** Start of DATA EXTRACT **

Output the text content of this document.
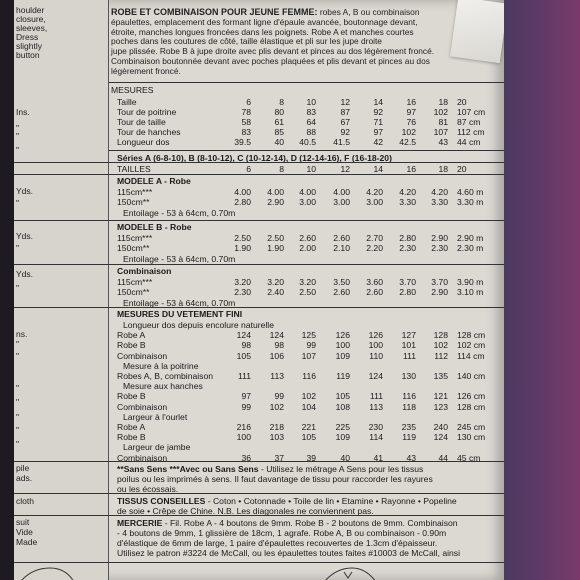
houlder
closure,
sleeves,
Dress
slightly
button
Ins.
"
"
"
Yds.
"
Yds.
"
Yds.
"
ns.
"
"
"
"
"
"
"
pile
ads.
cloth
suit
Vide
Made
ROBE ET COMBINAISON POUR JEUNE FEMME: robes A, B ou combinaison
épaulettes, emplacement des formant ligne d'épaule avancée, boutonnage devant,
étroite, manches longues froncées dans les poignets. Robe A et manches courtes
poches dans les coutures de côté, taille élastique et pli sur les jupe droite
jupe plissée. Robe B à jupe droite avec plis devant et pinces au dos légèrement froncé.
Combinaison boutonnée devant avec poches plaquées et plis devant et pinces au dos
légèrement froncé.
MESURES
Taille	6	8	10	12	14	16	18 20
Tour de poitrine	78	80	83	87	92	97	102 107 cm
Tour de taille	58	61	64	67	71	76	81 87 cm
Tour de hanches	83	85	88	92	97	102	107 112 cm
Longueur dos	39.5	40	40.5	41.5	42	42.5	43 44 cm
Séries A (6-8-10), B (8-10-12), C (10-12-14), D (12-14-16), F (16-18-20)
TAILLES	6	8	10	12	14	16	18 20
MODELE A - Robe
115cm***	4.00	4.00	4.00	4.00	4.20	4.20	4.20 4.60 m
150cm**	2.80	2.90	3.00	3.00	3.00	3.30	3.30 3.30 m
Entoilage - 53 à 64cm, 0.70m
MODELE B - Robe
115cm***	2.50	2.50	2.60	2.60	2.70	2.80	2.90 2.90 m
150cm**	1.90	1.90	2.00	2.10	2.20	2.30	2.30 2.30 m
Entoilage - 53 à 64cm, 0.70m
Combinaison
115cm***	3.20	3.20	3.20	3.50	3.60	3.70	3.70 3.90 m
150cm**	2.30	2.40	2.50	2.60	2.60	2.80	2.90 3.10 m
Entoilage - 53 à 64cm, 0.70m
MESURES DU VETEMENT FINI
Longueur dos depuis encolure naturelle
Robe A	124	124	125	126	126	127	128 128 cm
Robe B	98	98	99	100	100	101	102 102 cm
Combinaison	105	106	107	109	110	111	112 114 cm
Mesure à la poitrine
Robes A, B, combinaison	111	113	116	119	124	130	135 140 cm
Mesure aux hanches
Robe B	97	99	102	105	111	116	121 126 cm
Combinaison	99	102	104	108	113	118	123 128 cm
Largeur à l'ourlet
Robe A	216	218	221	225	230	235	240 245 cm
Robe B	100	103	105	109	114	119	124 130 cm
Largeur de jambe
Combinaison	36	37	39	40	41	43	44 45 cm
**Sans Sens ***Avec ou Sans Sens - Utilisez le métrage A Sens pour les tissus
poilus ou les imprimés à sens. Il faut davantage de tissu pour raccorder les rayures
ou les écossais.
TISSUS CONSEILLES - Coton • Cotonnade • Toile de lin • Etamine • Rayonne • Popeline
de soie • Crêpe de Chine. N.B. Les diagonales ne conviennent pas.
MERCERIE - Fil. Robe A - 4 boutons de 9mm. Robe B - 2 boutons de 9mm. Combinaison
- 4 boutons de 9mm, 1 glissière de 18cm, 1 agrafe. Robe A, B ou combinaison - 0.90m
d'élastique de 6mm de large, 1 paire d'épaulettes recouvertes de 1.3cm d'épaisseur.
Utilisez le patron #3224 de McCall, ou les épaulettes toutes faites #10003 de McCall, ainsi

** End of DATA EXTRACT **

_TASK PROMPT_.
Pictures are excluded; copy all other data exactly as shown.

_WORKED ANSWER_.
Output the text content of this document.
houlder
closure,
sleeves,
Dress
slightly
button
Ins.
"
"
"
Yds.
"
Yds.
"
Yds.
"
ns.
"
"
"
"
"
"
"
pile
ads.
cloth
suit
Vide
Made
ROBE ET COMBINAISON POUR JEUNE FEMME: robes A, B ou combinaison
épaulettes, emplacement des formant ligne d'épaule avancée, boutonnage devant,
étroite, manches longues froncées dans les poignets. Robe A et manches courtes
poches dans les coutures de côté, taille élastique et pli sur les jupe droite
jupe plissée. Robe B à jupe droite avec plis devant et pinces au dos légèrement froncé.
Combinaison boutonnée devant avec poches plaquées et plis devant et pinces au dos
légèrement froncé.
MESURES
Taille	6	8	10	12	14	16	18 20
Tour de poitrine	78	80	83	87	92	97	102 107 cm
Tour de taille	58	61	64	67	71	76	81 87 cm
Tour de hanches	83	85	88	92	97	102	107 112 cm
Longueur dos	39.5	40	40.5	41.5	42	42.5	43 44 cm
Séries A (6-8-10), B (8-10-12), C (10-12-14), D (12-14-16), F (16-18-20)
TAILLES	6	8	10	12	14	16	18 20
MODELE A - Robe
115cm***	4.00	4.00	4.00	4.00	4.20	4.20	4.20 4.60 m
150cm**	2.80	2.90	3.00	3.00	3.00	3.30	3.30 3.30 m
Entoilage - 53 à 64cm, 0.70m
MODELE B - Robe
115cm***	2.50	2.50	2.60	2.60	2.70	2.80	2.90 2.90 m
150cm**	1.90	1.90	2.00	2.10	2.20	2.30	2.30 2.30 m
Entoilage - 53 à 64cm, 0.70m
Combinaison
115cm***	3.20	3.20	3.20	3.50	3.60	3.70	3.70 3.90 m
150cm**	2.30	2.40	2.50	2.60	2.60	2.80	2.90 3.10 m
Entoilage - 53 à 64cm, 0.70m
MESURES DU VETEMENT FINI
Longueur dos depuis encolure naturelle
Robe A	124	124	125	126	126	127	128 128 cm
Robe B	98	98	99	100	100	101	102 102 cm
Combinaison	105	106	107	109	110	111	112 114 cm
Mesure à la poitrine
Robes A, B, combinaison	111	113	116	119	124	130	135 140 cm
Mesure aux hanches
Robe B	97	99	102	105	111	116	121 126 cm
Combinaison	99	102	104	108	113	118	123 128 cm
Largeur à l'ourlet
Robe A	216	218	221	225	230	235	240 245 cm
Robe B	100	103	105	109	114	119	124 130 cm
Largeur de jambe
Combinaison	36	37	39	40	41	43	44 45 cm
**Sans Sens ***Avec ou Sans Sens - Utilisez le métrage A Sens pour les tissus
poilus ou les imprimés à sens. Il faut davantage de tissu pour raccorder les rayures
ou les écossais.
TISSUS CONSEILLES - Coton • Cotonnade • Toile de lin • Etamine • Rayonne • Popeline
de soie • Crêpe de Chine. N.B. Les diagonales ne conviennent pas.
MERCERIE - Fil. Robe A - 4 boutons de 9mm. Robe B - 2 boutons de 9mm. Combinaison
- 4 boutons de 9mm, 1 glissière de 18cm, 1 agrafe. Robe A, B ou combinaison - 0.90m
d'élastique de 6mm de large, 1 paire d'épaulettes recouvertes de 1.3cm d'épaisseur.
Utilisez le patron #3224 de McCall, ou les épaulettes toutes faites #10003 de McCall, ainsi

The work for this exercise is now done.